> **Task statement**
Emit the entire listing verbatim.

Stored data entries:
------

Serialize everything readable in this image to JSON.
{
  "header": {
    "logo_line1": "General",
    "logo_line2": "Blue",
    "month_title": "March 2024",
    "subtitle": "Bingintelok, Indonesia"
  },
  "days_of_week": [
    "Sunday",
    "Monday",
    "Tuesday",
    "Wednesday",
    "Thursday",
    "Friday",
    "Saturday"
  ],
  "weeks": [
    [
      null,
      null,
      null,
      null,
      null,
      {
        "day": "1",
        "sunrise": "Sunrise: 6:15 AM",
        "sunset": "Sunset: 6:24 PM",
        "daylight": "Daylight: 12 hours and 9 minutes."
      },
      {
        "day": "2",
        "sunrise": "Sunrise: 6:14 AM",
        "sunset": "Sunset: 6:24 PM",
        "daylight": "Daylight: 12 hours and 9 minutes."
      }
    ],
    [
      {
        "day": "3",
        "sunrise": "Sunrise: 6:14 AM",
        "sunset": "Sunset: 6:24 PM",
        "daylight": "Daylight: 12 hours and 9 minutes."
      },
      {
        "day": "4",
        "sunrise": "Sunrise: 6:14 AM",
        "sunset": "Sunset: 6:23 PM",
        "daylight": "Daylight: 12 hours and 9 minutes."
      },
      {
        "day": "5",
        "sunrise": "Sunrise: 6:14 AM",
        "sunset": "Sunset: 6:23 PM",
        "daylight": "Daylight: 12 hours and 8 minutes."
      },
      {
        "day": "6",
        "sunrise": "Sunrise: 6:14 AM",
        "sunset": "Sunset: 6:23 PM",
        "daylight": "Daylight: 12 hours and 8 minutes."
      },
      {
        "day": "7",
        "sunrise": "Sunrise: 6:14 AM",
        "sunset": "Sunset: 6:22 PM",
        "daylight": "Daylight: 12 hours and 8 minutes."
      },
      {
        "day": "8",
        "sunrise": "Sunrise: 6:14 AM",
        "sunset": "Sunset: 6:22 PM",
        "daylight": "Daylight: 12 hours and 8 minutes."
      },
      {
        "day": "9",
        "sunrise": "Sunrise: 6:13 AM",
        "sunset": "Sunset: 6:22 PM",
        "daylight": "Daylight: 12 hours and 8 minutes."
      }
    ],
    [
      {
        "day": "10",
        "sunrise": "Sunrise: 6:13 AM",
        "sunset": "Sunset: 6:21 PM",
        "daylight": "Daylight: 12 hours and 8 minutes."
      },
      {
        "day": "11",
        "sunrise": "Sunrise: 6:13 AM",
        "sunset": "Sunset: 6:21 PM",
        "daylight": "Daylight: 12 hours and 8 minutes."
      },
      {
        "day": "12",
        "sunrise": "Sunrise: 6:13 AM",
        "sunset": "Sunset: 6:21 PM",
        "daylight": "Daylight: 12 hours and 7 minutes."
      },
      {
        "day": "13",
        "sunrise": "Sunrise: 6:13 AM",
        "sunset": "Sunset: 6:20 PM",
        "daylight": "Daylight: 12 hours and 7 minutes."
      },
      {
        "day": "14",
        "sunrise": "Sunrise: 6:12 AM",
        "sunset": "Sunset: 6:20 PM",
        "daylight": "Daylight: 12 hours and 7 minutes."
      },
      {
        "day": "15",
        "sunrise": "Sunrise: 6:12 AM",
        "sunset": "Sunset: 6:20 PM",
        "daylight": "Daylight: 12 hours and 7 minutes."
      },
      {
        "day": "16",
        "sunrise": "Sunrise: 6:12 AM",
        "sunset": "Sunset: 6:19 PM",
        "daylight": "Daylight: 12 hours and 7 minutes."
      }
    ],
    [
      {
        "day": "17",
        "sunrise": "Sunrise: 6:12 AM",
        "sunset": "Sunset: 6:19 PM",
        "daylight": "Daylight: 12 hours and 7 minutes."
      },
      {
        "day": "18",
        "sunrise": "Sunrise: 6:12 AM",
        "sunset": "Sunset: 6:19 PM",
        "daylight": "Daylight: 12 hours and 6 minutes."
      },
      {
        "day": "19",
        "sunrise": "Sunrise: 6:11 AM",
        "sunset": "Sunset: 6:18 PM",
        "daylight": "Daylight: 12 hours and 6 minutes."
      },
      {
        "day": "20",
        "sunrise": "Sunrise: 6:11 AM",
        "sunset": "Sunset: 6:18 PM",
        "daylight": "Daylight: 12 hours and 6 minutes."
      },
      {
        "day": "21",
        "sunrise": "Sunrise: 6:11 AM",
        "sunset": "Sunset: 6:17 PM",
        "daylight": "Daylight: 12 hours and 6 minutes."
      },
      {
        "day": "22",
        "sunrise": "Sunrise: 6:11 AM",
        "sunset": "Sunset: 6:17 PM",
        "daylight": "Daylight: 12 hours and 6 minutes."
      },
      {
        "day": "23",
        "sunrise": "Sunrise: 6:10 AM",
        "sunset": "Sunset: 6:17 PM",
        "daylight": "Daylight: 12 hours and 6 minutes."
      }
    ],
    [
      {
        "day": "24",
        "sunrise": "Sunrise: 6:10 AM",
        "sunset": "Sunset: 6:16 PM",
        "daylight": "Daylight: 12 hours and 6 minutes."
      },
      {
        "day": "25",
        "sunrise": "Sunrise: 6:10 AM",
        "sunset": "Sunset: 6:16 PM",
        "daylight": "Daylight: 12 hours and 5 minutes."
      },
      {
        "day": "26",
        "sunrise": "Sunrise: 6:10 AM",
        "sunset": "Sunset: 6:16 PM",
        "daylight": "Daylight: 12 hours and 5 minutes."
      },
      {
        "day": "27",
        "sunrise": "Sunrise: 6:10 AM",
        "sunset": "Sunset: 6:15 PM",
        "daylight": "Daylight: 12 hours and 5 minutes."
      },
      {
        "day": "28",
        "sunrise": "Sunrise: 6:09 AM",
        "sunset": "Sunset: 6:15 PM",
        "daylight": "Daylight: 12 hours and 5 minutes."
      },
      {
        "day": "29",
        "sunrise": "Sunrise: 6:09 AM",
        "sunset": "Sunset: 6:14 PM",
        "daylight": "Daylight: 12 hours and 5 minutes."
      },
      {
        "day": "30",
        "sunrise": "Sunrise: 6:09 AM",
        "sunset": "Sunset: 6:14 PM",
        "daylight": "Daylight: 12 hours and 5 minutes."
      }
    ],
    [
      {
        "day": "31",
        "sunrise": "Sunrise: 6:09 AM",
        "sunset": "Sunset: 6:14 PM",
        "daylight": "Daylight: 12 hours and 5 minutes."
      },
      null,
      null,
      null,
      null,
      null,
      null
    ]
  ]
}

------

> **Result below**
Serialize everything readable in this image to JSON.
{
  "header": {
    "logo_line1": "General",
    "logo_line2": "Blue",
    "month_title": "March 2024",
    "subtitle": "Bingintelok, Indonesia"
  },
  "days_of_week": [
    "Sunday",
    "Monday",
    "Tuesday",
    "Wednesday",
    "Thursday",
    "Friday",
    "Saturday"
  ],
  "weeks": [
    [
      null,
      null,
      null,
      null,
      null,
      {
        "day": "1",
        "sunrise": "Sunrise: 6:15 AM",
        "sunset": "Sunset: 6:24 PM",
        "daylight": "Daylight: 12 hours and 9 minutes."
      },
      {
        "day": "2",
        "sunrise": "Sunrise: 6:14 AM",
        "sunset": "Sunset: 6:24 PM",
        "daylight": "Daylight: 12 hours and 9 minutes."
      }
    ],
    [
      {
        "day": "3",
        "sunrise": "Sunrise: 6:14 AM",
        "sunset": "Sunset: 6:24 PM",
        "daylight": "Daylight: 12 hours and 9 minutes."
      },
      {
        "day": "4",
        "sunrise": "Sunrise: 6:14 AM",
        "sunset": "Sunset: 6:23 PM",
        "daylight": "Daylight: 12 hours and 9 minutes."
      },
      {
        "day": "5",
        "sunrise": "Sunrise: 6:14 AM",
        "sunset": "Sunset: 6:23 PM",
        "daylight": "Daylight: 12 hours and 8 minutes."
      },
      {
        "day": "6",
        "sunrise": "Sunrise: 6:14 AM",
        "sunset": "Sunset: 6:23 PM",
        "daylight": "Daylight: 12 hours and 8 minutes."
      },
      {
        "day": "7",
        "sunrise": "Sunrise: 6:14 AM",
        "sunset": "Sunset: 6:22 PM",
        "daylight": "Daylight: 12 hours and 8 minutes."
      },
      {
        "day": "8",
        "sunrise": "Sunrise: 6:14 AM",
        "sunset": "Sunset: 6:22 PM",
        "daylight": "Daylight: 12 hours and 8 minutes."
      },
      {
        "day": "9",
        "sunrise": "Sunrise: 6:13 AM",
        "sunset": "Sunset: 6:22 PM",
        "daylight": "Daylight: 12 hours and 8 minutes."
      }
    ],
    [
      {
        "day": "10",
        "sunrise": "Sunrise: 6:13 AM",
        "sunset": "Sunset: 6:21 PM",
        "daylight": "Daylight: 12 hours and 8 minutes."
      },
      {
        "day": "11",
        "sunrise": "Sunrise: 6:13 AM",
        "sunset": "Sunset: 6:21 PM",
        "daylight": "Daylight: 12 hours and 8 minutes."
      },
      {
        "day": "12",
        "sunrise": "Sunrise: 6:13 AM",
        "sunset": "Sunset: 6:21 PM",
        "daylight": "Daylight: 12 hours and 7 minutes."
      },
      {
        "day": "13",
        "sunrise": "Sunrise: 6:13 AM",
        "sunset": "Sunset: 6:20 PM",
        "daylight": "Daylight: 12 hours and 7 minutes."
      },
      {
        "day": "14",
        "sunrise": "Sunrise: 6:12 AM",
        "sunset": "Sunset: 6:20 PM",
        "daylight": "Daylight: 12 hours and 7 minutes."
      },
      {
        "day": "15",
        "sunrise": "Sunrise: 6:12 AM",
        "sunset": "Sunset: 6:20 PM",
        "daylight": "Daylight: 12 hours and 7 minutes."
      },
      {
        "day": "16",
        "sunrise": "Sunrise: 6:12 AM",
        "sunset": "Sunset: 6:19 PM",
        "daylight": "Daylight: 12 hours and 7 minutes."
      }
    ],
    [
      {
        "day": "17",
        "sunrise": "Sunrise: 6:12 AM",
        "sunset": "Sunset: 6:19 PM",
        "daylight": "Daylight: 12 hours and 7 minutes."
      },
      {
        "day": "18",
        "sunrise": "Sunrise: 6:12 AM",
        "sunset": "Sunset: 6:19 PM",
        "daylight": "Daylight: 12 hours and 6 minutes."
      },
      {
        "day": "19",
        "sunrise": "Sunrise: 6:11 AM",
        "sunset": "Sunset: 6:18 PM",
        "daylight": "Daylight: 12 hours and 6 minutes."
      },
      {
        "day": "20",
        "sunrise": "Sunrise: 6:11 AM",
        "sunset": "Sunset: 6:18 PM",
        "daylight": "Daylight: 12 hours and 6 minutes."
      },
      {
        "day": "21",
        "sunrise": "Sunrise: 6:11 AM",
        "sunset": "Sunset: 6:17 PM",
        "daylight": "Daylight: 12 hours and 6 minutes."
      },
      {
        "day": "22",
        "sunrise": "Sunrise: 6:11 AM",
        "sunset": "Sunset: 6:17 PM",
        "daylight": "Daylight: 12 hours and 6 minutes."
      },
      {
        "day": "23",
        "sunrise": "Sunrise: 6:10 AM",
        "sunset": "Sunset: 6:17 PM",
        "daylight": "Daylight: 12 hours and 6 minutes."
      }
    ],
    [
      {
        "day": "24",
        "sunrise": "Sunrise: 6:10 AM",
        "sunset": "Sunset: 6:16 PM",
        "daylight": "Daylight: 12 hours and 6 minutes."
      },
      {
        "day": "25",
        "sunrise": "Sunrise: 6:10 AM",
        "sunset": "Sunset: 6:16 PM",
        "daylight": "Daylight: 12 hours and 5 minutes."
      },
      {
        "day": "26",
        "sunrise": "Sunrise: 6:10 AM",
        "sunset": "Sunset: 6:16 PM",
        "daylight": "Daylight: 12 hours and 5 minutes."
      },
      {
        "day": "27",
        "sunrise": "Sunrise: 6:10 AM",
        "sunset": "Sunset: 6:15 PM",
        "daylight": "Daylight: 12 hours and 5 minutes."
      },
      {
        "day": "28",
        "sunrise": "Sunrise: 6:09 AM",
        "sunset": "Sunset: 6:15 PM",
        "daylight": "Daylight: 12 hours and 5 minutes."
      },
      {
        "day": "29",
        "sunrise": "Sunrise: 6:09 AM",
        "sunset": "Sunset: 6:14 PM",
        "daylight": "Daylight: 12 hours and 5 minutes."
      },
      {
        "day": "30",
        "sunrise": "Sunrise: 6:09 AM",
        "sunset": "Sunset: 6:14 PM",
        "daylight": "Daylight: 12 hours and 5 minutes."
      }
    ],
    [
      {
        "day": "31",
        "sunrise": "Sunrise: 6:09 AM",
        "sunset": "Sunset: 6:14 PM",
        "daylight": "Daylight: 12 hours and 5 minutes."
      },
      null,
      null,
      null,
      null,
      null,
      null
    ]
  ]
}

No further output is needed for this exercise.